WHAT THE TASK REQUIRES:
Extract each of the rows below and reproduce them verbatim, with no alteration to wording, numbers, or punctuation.
Start of RECORDED DATA
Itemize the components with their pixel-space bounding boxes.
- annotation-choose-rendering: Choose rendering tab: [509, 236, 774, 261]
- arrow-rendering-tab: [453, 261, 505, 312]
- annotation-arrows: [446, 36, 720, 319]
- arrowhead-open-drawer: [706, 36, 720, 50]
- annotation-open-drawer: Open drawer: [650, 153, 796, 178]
End of RECORDED DATA
SOLVED PROBLEM:
Itemize the components with their pixel-space bounding boxes.
- annotation-choose-rendering: Choose rendering tab: [509, 236, 774, 261]
- arrow-rendering-tab: [453, 261, 505, 312]
- annotation-arrows: [446, 36, 720, 319]
- arrowhead-open-drawer: [706, 36, 720, 50]
- annotation-open-drawer: Open drawer: [650, 153, 796, 178]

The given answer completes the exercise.